> INFORMATION SHOWN:

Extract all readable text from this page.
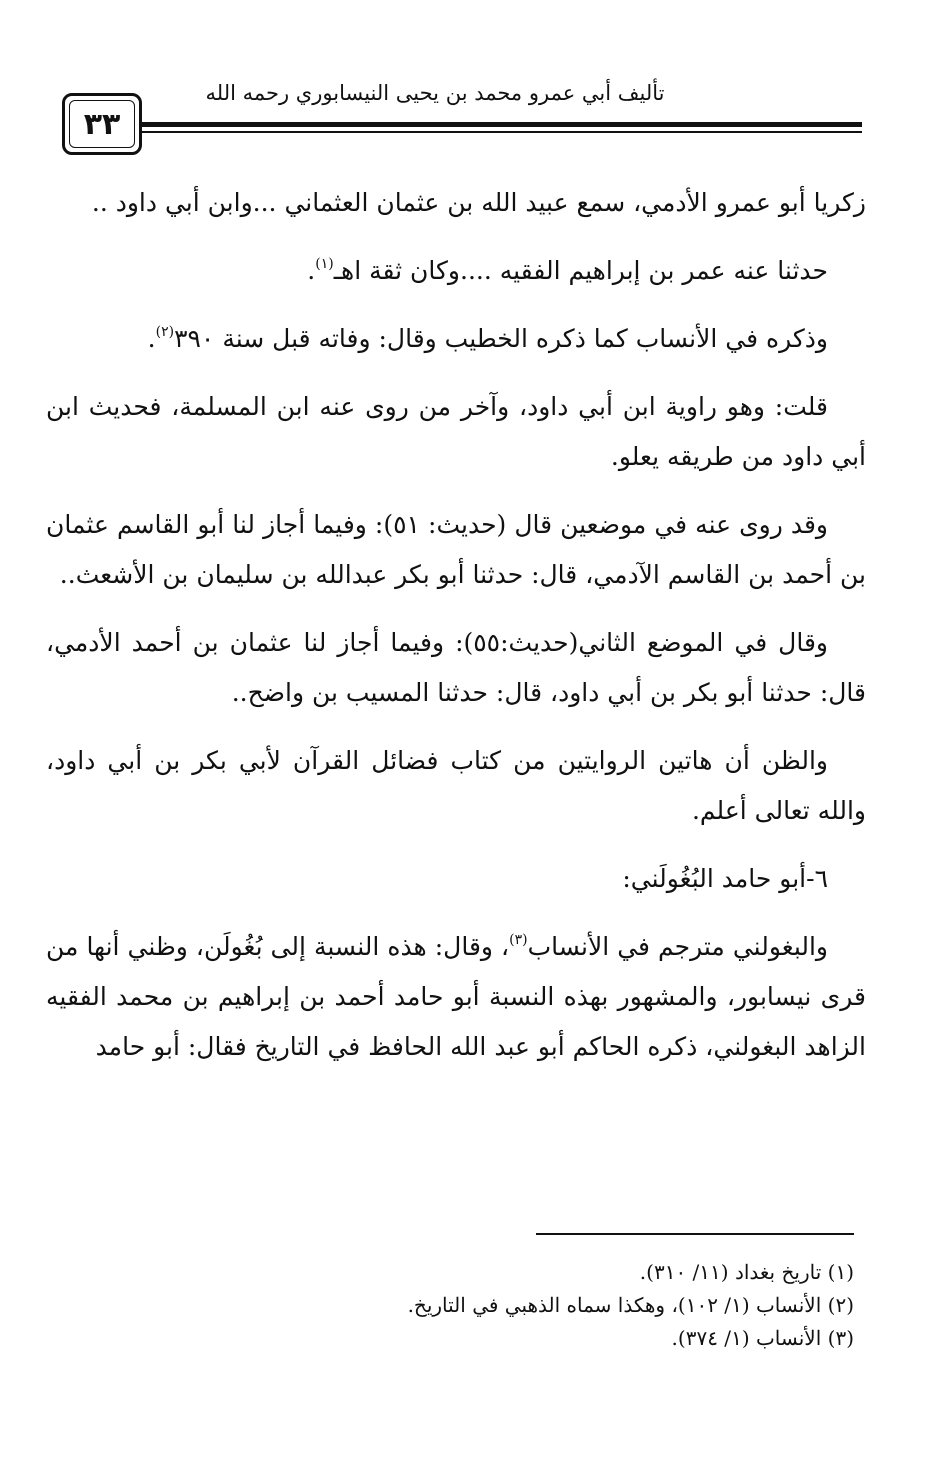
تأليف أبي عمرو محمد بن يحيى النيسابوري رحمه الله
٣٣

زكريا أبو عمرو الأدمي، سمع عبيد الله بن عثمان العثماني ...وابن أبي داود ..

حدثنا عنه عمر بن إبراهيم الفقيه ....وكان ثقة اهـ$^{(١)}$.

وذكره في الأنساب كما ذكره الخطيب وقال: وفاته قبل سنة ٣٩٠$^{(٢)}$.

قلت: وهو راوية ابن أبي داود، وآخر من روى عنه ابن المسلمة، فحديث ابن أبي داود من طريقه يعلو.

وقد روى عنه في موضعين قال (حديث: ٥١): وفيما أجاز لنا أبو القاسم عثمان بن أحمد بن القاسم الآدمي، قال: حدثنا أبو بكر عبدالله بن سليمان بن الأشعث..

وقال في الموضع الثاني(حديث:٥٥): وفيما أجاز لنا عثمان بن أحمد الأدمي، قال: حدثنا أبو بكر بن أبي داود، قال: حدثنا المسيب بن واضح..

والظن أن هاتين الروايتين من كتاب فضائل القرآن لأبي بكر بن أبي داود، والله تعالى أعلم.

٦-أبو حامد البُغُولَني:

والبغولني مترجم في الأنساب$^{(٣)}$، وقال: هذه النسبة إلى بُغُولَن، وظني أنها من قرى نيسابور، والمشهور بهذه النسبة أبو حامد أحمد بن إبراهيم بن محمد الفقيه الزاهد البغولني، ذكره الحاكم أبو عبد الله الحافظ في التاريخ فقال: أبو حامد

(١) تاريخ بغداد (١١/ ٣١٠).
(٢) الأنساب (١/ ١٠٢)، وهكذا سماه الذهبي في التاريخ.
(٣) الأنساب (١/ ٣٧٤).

...

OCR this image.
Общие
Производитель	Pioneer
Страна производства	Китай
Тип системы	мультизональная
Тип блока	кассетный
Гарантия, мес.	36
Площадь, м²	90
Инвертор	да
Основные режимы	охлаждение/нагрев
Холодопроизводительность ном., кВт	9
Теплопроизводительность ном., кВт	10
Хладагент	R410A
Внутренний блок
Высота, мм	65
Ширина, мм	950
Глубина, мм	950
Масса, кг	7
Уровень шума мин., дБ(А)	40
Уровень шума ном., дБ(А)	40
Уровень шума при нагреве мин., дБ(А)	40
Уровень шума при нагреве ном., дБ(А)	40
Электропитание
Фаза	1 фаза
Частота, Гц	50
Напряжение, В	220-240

==

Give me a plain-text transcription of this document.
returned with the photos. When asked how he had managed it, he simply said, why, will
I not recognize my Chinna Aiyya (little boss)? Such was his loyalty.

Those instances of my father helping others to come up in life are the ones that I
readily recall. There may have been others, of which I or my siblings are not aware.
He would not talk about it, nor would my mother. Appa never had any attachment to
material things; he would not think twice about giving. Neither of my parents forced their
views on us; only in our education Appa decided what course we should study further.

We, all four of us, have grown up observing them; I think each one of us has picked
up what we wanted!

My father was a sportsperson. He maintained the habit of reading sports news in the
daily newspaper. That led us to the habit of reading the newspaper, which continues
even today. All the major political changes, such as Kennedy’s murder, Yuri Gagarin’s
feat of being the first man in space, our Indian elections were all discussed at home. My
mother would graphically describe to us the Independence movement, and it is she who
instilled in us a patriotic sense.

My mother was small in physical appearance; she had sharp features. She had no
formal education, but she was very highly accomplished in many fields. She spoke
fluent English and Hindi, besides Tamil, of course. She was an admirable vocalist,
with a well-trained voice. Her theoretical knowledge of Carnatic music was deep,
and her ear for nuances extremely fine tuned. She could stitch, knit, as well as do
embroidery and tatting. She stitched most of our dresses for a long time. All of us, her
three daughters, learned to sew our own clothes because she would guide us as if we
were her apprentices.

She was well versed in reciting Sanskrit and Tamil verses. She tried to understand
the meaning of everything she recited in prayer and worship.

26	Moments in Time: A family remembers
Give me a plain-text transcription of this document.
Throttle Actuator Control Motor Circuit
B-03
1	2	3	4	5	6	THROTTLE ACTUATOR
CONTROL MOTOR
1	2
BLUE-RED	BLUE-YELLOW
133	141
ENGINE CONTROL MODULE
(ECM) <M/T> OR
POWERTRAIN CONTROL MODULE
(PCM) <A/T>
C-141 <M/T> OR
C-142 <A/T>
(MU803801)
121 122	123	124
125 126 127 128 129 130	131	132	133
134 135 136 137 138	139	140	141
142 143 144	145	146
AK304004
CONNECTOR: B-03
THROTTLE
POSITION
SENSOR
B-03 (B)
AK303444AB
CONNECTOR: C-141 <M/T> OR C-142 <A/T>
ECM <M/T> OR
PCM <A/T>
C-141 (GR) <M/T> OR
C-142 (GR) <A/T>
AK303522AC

> GIVEN TASK: Search the data for the word "reading" and copy each line where it appears.

> PROBLEM SOLUTION:
My father was a sportsperson. He maintained the habit of reading sports news in the
daily newspaper. That led us to the habit of reading the newspaper, which continues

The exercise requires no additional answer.